Dataset excerpt
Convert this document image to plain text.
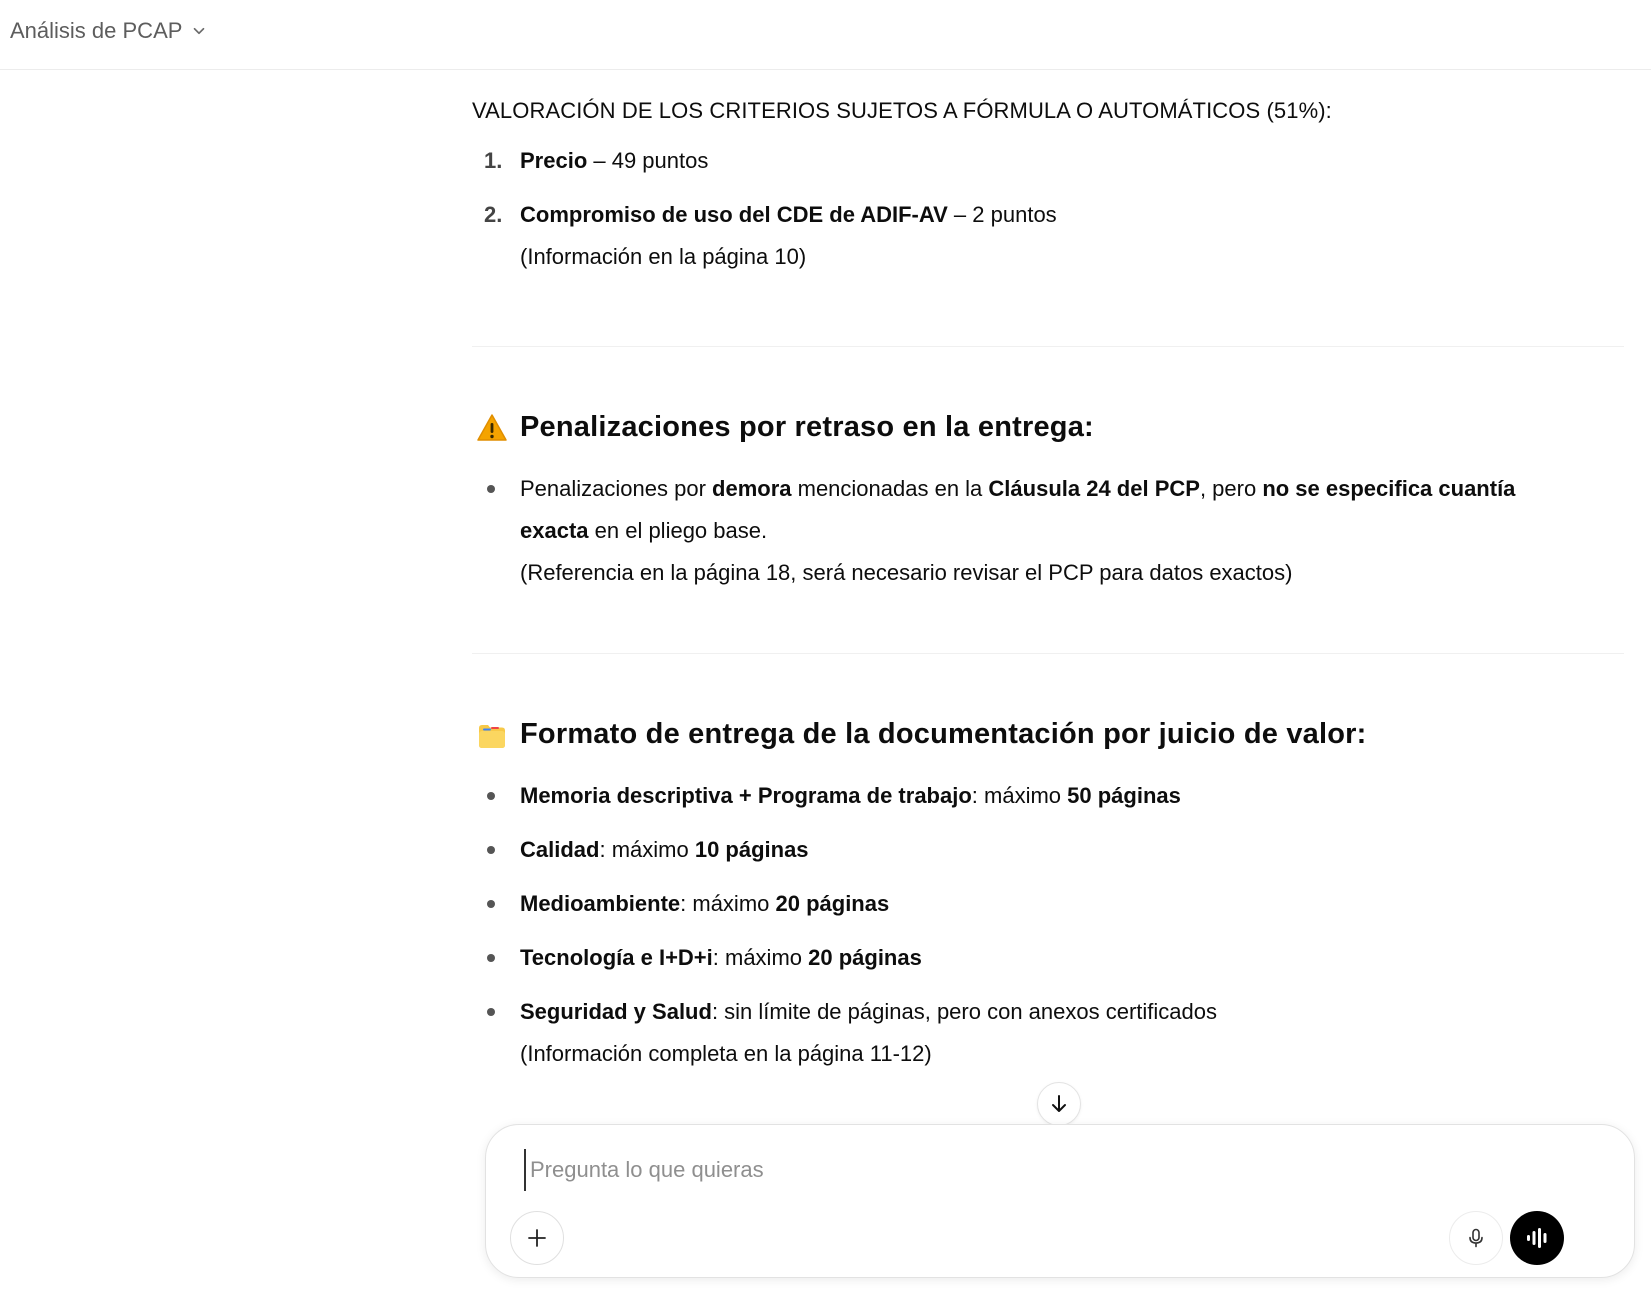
Análisis de PCAP
VALORACIÓN DE LOS CRITERIOS SUJETOS A FÓRMULA O AUTOMÁTICOS (51%):
1. Precio – 49 puntos
2. Compromiso de uso del CDE de ADIF-AV – 2 puntos
(Información en la página 10)
Penalizaciones por retraso en la entrega:
Penalizaciones por demora mencionadas en la Cláusula 24 del PCP, pero no se especifica cuantía exacta en el pliego base.
(Referencia en la página 18, será necesario revisar el PCP para datos exactos)
Formato de entrega de la documentación por juicio de valor:
Memoria descriptiva + Programa de trabajo: máximo 50 páginas
Calidad: máximo 10 páginas
Medioambiente: máximo 20 páginas
Tecnología e I+D+i: máximo 20 páginas
Seguridad y Salud: sin límite de páginas, pero con anexos certificados
(Información completa en la página 11-12)
Pregunta lo que quieras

*Task to carry out:* Search the records for the string "Información" and return every line in which it occurs.

*Output of the task:*
(Información en la página 10)
(Información completa en la página 11-12)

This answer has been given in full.